**Text section**
- - -

Exhibit 5.1
NORTH POINT • 901 LAKESIDE AVENUE • CLEVELAND, OHIO 44114.1190
TELEPHONE: + 1.216.586.3939 • FACSIMILE: + 1.216.579.0212
August 7, 2019
TransDigm Inc.
1301 East 9th Street, Suite 3000
Cleveland, Ohio 44114
Re: Registration Statement on FormS-4 Filed by TransDigm Inc.
Relating to the Exchange Offer (as defined below)
Ladies and Gentlemen:
We have acted as counsel to TransDigm Inc., a Delaware corporation (the “Company”), and the TransDigm Guarantors (as defined below) in connection with the Registration Statement on FormS-4 to which this opinion has been filed as an exhibit (the “Registration Statement”). The Registration Statement relates to the proposed issuance and exchange (the “Exchange Offer”) in a transaction registered under the Securities Act of 1933 of up to $550,000,000 aggregate principal amount of 7.500% Senior Subordinated Notes due 2027 of the Company (the “Exchange Notes”) for an equal principal amount of 7.500% Senior Subordinated Notes due 2027 of the Company outstanding on the date hereof (the “Outstanding Notes”). The Outstanding Notes have been, and the Exchange Notes will be, issued pursuant to an Indenture, dated as of February 13, 2019, as amended, supplemented or otherwise modified from time to time (the “Indenture”), by and among the Company, the guarantors listed onAnnex A hereto (each, a “Covered Guarantor” and, collectively, the “Covered Guarantors”), the guarantors listed onAnnex B hereto (each, an “Other Guarantor” and, collectively, the “Other Guarantors”; such Other Guarantors and the Covered Guarantors are collectively referred to as the “TransDigm Guarantors”) and The Bank of New York Mellon Trust Company, N.A., as trustee (the “Trustee”). The Outstanding Notes are, and the Exchange Notes will be, guaranteed (each, a “Guarantee”) on a joint and several basis by the TransDigm Guarantors.
In connection with the opinions expressed herein, we have examined such documents, records and matters of law as we have deemed relevant or necessary for purposes of such opinions.
Based on the foregoing, and subject to the further limitations, qualifications and assumptions set forth herein, we are of the opinion that:
1. The Exchange Notes, when they are executed by the Company, authenticated by the Trustee in accordance with the Indenture and issued and delivered in exchange for the Outstanding Notes in accordance with the terms of the Exchange Offer, will constitute valid and binding obligations of the Company.

- - -

**Excerpted records**

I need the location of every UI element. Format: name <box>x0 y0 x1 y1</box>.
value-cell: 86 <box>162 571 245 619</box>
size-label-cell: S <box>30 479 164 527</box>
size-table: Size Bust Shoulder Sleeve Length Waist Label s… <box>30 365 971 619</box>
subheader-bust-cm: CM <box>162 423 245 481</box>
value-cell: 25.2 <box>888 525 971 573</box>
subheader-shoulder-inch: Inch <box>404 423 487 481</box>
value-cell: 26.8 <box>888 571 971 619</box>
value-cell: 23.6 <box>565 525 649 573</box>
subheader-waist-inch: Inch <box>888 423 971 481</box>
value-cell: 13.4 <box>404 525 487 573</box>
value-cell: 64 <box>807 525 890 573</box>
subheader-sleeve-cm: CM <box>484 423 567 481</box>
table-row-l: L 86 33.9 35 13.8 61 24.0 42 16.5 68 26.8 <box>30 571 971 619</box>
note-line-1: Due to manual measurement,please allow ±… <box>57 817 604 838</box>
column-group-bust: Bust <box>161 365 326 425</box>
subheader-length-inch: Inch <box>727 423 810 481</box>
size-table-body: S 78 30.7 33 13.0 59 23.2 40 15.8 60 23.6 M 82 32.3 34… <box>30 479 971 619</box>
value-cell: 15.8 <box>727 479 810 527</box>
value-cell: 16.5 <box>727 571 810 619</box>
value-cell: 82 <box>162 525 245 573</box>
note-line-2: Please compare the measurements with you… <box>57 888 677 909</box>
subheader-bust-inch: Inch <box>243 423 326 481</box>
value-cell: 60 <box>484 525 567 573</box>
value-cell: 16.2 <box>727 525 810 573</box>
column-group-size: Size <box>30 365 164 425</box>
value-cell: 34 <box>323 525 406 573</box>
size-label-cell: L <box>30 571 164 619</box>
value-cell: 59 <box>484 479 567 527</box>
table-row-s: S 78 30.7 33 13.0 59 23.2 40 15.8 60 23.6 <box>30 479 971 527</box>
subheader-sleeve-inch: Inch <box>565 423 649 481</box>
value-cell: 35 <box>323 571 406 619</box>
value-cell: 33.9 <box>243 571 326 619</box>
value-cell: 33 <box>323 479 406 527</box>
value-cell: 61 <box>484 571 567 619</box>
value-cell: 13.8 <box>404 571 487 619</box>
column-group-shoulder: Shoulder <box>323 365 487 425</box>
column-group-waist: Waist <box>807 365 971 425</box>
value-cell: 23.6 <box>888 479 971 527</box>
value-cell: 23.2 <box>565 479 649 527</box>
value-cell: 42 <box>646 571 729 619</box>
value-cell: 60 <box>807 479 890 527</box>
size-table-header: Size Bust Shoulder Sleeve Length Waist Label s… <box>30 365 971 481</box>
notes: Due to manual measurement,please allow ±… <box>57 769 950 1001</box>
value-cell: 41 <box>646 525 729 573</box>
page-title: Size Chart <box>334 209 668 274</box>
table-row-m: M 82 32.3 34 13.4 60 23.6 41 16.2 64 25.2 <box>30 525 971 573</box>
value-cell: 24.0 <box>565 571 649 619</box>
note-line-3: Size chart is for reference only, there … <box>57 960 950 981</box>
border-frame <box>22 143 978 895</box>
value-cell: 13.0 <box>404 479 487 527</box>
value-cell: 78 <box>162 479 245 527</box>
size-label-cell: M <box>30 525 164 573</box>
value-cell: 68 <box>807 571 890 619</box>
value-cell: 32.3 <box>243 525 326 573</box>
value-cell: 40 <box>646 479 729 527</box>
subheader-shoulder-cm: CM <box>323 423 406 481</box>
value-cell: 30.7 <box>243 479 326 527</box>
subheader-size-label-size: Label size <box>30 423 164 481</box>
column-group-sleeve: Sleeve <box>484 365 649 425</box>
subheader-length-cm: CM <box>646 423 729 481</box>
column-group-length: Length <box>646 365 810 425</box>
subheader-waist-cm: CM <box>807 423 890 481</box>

- - -

**Tasks for this exercise**
• A. Return the passage of the opinion letter starting at "1301 East 9th" and ending at "Offer (as defined below)".
• B. Answer these questions from the opinion letter:
(i) On what date is the Indenture dated?
(ii) Which entity serves as trustee under the Indenture?
(iii) Up to what aggregate principal amount of Exchange Notes does the Exchange Offer relate?
• C. According to the first numbered opinion in the opinion letter, what conditions must the Exchange Notes meet to constitute valid and binding obligations of the Company? List them all.

**Answers for the exercise**
• A.
1301 East 9th Street, Suite 3000
Cleveland, Ohio 44114
Re: Registration Statement on FormS-4 Filed by TransDigm Inc.
Relating to the Exchange Offer (as defined below)

• B.
(i) February 13, 2019
(ii) The Bank of New York Mellon Trust Company, N.A.
(iii) $550,000,000

• C.
- They are executed by the Company.
- They are authenticated by the Trustee in accordance with the Indenture.
- They are issued and delivered in exchange for the Outstanding Notes in accordance with the terms of the Exchange Offer.